#### [TESTO FORNITO]
NEW YORK (WSI) - Deutsche Bank potrebbe essere la nuova Lehman Brothers. A scriverlo è un reputato blog di economia Usa, che parla dei problemi di liquidità preoccupanti del primo istituto di credito tedesco. Malgrado due rafforzamenti di capitale nel giro di un mese la banca è stata bocciata agli stress test di marzo.

"Anche se fosse vero lo scopriremo solo all'ultimo, come è avvenuto nel caso della banca d'affari americana", dice il blog gestito da due ex dipendenti di Wall Street "pentiti".

Quanto sta accadendo da due anni in seno all'istituto ha dell'incredibile e le misure intraprese negli ultimi tempi non sono certo quelle che prenderebbe un istituto in salute.

Ricapitolando, tutto è iniziato nell'aprile di un anno fa, quando la prima banca di Germania ha varato un aumento di capitale Tier 1 da 1,5 miliardi di euro.

#### [SERIE DI ESERCIZI]
1: Per favore, trascrivi dal testo su Deutsche Bank il passaggio da "NEW YORK (WSI)" fino a "test di marzo." incluso.
2: Nel testo su Deutsche Bank, a quanto ammontava l'aumento di capitale Tier 1 varato nell'aprile di un anno fa?

#### [INSIEME DI RIGHE]
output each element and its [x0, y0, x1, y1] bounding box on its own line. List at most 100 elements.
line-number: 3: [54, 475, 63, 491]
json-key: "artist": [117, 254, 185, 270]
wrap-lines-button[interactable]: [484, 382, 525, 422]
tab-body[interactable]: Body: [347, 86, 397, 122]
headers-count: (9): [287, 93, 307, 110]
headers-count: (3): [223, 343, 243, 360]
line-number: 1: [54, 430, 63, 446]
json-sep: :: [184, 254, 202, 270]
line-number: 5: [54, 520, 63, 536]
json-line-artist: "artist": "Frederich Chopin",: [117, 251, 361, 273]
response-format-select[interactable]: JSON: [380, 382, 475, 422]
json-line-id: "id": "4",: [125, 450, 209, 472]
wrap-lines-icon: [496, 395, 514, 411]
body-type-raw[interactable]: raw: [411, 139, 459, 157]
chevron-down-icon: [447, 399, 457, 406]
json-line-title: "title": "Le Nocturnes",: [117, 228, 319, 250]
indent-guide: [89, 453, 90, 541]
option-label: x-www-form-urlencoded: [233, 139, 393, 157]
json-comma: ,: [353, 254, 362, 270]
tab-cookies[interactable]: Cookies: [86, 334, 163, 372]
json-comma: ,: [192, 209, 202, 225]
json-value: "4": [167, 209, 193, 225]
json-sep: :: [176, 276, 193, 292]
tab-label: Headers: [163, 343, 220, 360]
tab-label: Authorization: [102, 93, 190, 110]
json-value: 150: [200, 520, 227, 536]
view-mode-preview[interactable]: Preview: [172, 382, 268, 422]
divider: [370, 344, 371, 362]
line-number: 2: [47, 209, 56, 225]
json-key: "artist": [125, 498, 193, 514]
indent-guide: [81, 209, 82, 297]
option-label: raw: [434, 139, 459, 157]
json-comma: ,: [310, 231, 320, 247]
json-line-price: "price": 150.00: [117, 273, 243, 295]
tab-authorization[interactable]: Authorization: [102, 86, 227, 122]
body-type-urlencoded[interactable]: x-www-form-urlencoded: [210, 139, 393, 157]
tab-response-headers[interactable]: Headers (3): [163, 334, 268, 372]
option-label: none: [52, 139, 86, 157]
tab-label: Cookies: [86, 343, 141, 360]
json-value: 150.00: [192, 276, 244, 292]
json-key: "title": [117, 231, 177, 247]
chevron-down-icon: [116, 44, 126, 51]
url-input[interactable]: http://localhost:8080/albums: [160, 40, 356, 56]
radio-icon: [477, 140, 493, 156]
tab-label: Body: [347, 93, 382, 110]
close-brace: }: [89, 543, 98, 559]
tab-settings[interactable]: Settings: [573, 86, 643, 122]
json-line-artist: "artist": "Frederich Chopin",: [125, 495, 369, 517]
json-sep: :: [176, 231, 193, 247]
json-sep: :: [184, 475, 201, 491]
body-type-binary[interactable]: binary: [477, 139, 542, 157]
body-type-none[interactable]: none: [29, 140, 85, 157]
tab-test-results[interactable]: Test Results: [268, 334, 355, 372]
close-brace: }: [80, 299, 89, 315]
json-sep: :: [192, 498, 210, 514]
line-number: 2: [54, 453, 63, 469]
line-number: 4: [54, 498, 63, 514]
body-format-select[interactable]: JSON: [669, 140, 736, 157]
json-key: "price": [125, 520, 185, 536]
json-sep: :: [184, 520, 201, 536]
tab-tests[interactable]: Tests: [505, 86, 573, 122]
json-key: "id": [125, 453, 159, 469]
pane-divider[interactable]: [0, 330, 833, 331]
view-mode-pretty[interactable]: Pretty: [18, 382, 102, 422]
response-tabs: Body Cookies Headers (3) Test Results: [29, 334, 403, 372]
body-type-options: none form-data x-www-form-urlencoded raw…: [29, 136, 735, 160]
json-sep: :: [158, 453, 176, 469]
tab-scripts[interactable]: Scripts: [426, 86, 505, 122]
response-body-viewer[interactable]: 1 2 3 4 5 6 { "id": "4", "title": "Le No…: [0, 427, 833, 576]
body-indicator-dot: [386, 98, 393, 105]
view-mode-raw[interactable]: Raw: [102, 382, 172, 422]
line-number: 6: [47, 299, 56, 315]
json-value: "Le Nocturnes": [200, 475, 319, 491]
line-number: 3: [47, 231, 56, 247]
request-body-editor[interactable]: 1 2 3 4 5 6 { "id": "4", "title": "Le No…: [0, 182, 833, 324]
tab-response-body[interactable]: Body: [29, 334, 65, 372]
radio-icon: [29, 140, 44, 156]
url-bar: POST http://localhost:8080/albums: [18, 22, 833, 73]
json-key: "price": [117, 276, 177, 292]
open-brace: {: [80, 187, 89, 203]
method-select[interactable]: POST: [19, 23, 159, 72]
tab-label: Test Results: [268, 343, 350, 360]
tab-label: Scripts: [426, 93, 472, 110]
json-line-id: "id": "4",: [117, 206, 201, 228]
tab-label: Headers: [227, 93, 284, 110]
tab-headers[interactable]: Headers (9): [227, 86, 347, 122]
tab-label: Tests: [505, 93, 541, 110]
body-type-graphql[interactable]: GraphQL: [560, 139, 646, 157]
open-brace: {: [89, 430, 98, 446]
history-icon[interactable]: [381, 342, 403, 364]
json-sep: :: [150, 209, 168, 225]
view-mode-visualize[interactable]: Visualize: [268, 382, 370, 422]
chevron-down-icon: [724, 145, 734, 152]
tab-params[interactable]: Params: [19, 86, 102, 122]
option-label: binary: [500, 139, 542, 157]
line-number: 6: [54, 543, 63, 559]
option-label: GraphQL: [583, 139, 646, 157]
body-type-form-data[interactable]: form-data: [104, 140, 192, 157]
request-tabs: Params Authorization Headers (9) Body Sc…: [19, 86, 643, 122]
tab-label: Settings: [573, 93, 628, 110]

#### [RISPOSTE PER ESERCIZIO]
1:
NEW YORK (WSI) - Deutsche Bank potrebbe essere la nuova Lehman Brothers. A scriverlo è un reputato blog di economia Usa, che parla dei problemi di liquidità preoccupanti del primo istituto di credito tedesco. Malgrado due rafforzamenti di capitale nel giro di un mese la banca è stata bocciata agli stress test di marzo.

2: A 1,5 miliardi di euro.